Top of RECORDS TO PROCESS

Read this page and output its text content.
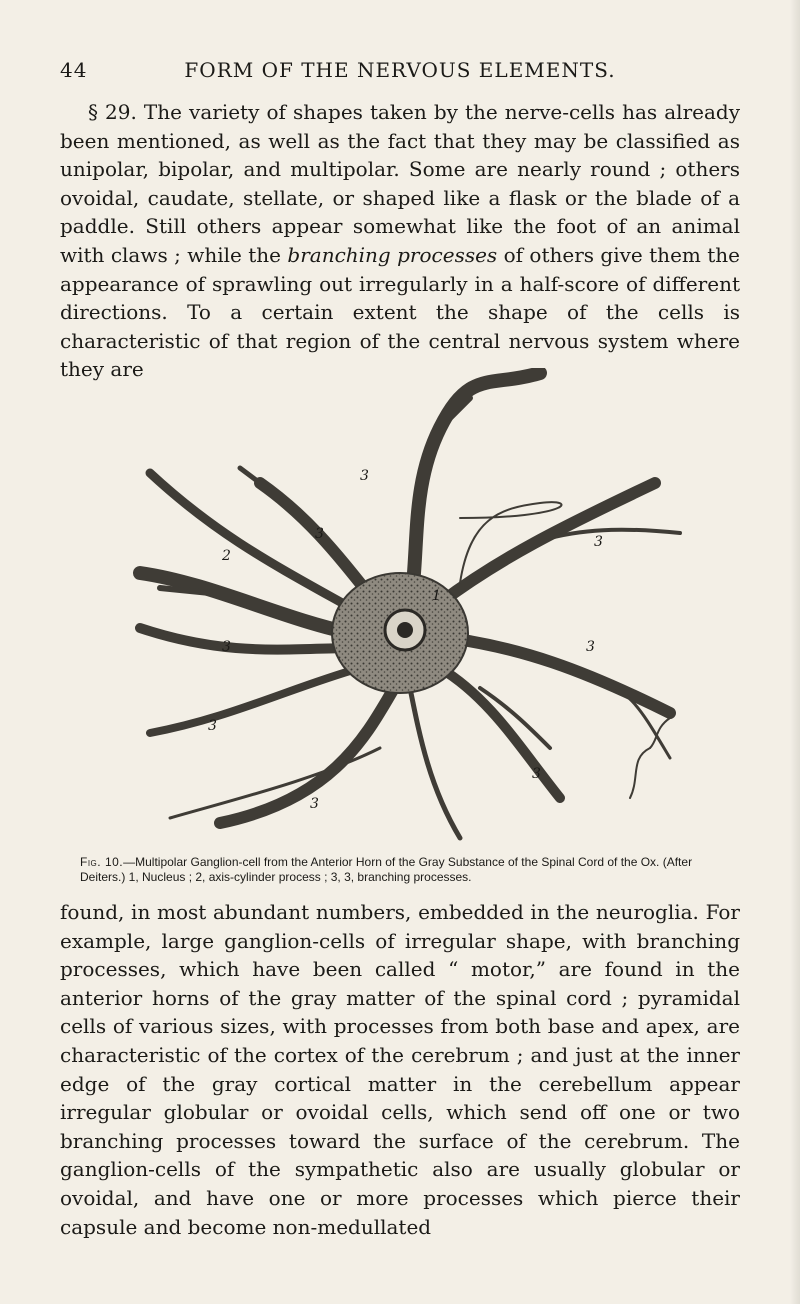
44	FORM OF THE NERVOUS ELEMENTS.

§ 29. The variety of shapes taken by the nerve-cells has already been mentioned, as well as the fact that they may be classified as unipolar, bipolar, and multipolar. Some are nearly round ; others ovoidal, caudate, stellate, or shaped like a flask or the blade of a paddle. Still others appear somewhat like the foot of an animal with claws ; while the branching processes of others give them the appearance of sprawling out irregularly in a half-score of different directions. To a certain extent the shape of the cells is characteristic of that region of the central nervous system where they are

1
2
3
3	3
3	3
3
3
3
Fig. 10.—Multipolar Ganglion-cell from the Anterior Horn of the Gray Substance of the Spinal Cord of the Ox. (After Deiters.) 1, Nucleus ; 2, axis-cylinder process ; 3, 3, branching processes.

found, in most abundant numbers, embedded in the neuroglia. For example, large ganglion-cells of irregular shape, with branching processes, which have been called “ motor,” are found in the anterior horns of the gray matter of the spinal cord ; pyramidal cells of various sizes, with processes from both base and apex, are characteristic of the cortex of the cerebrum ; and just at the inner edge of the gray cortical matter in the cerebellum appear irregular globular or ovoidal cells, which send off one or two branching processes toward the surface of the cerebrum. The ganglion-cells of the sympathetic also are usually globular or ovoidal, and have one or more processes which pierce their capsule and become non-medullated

Bottom of RECORDS TO PROCESS

PROMPT
Please write every line above out exactly as given, except for any pictures.

ANSWER SECTION
Read this page and output its text content.
44	FORM OF THE NERVOUS ELEMENTS.

§ 29. The variety of shapes taken by the nerve-cells has already been mentioned, as well as the fact that they may be classified as unipolar, bipolar, and multipolar. Some are nearly round ; others ovoidal, caudate, stellate, or shaped like a flask or the blade of a paddle. Still others appear somewhat like the foot of an animal with claws ; while the branching processes of others give them the appearance of sprawling out irregularly in a half-score of different directions. To a certain extent the shape of the cells is characteristic of that region of the central nervous system where they are

1
2
3
3	3
3	3
3
3
3
Fig. 10.—Multipolar Ganglion-cell from the Anterior Horn of the Gray Substance of the Spinal Cord of the Ox. (After Deiters.) 1, Nucleus ; 2, axis-cylinder process ; 3, 3, branching processes.

found, in most abundant numbers, embedded in the neuroglia. For example, large ganglion-cells of irregular shape, with branching processes, which have been called “ motor,” are found in the anterior horns of the gray matter of the spinal cord ; pyramidal cells of various sizes, with processes from both base and apex, are characteristic of the cortex of the cerebrum ; and just at the inner edge of the gray cortical matter in the cerebellum appear irregular globular or ovoidal cells, which send off one or two branching processes toward the surface of the cerebrum. The ganglion-cells of the sympathetic also are usually globular or ovoidal, and have one or more processes which pierce their capsule and become non-medullated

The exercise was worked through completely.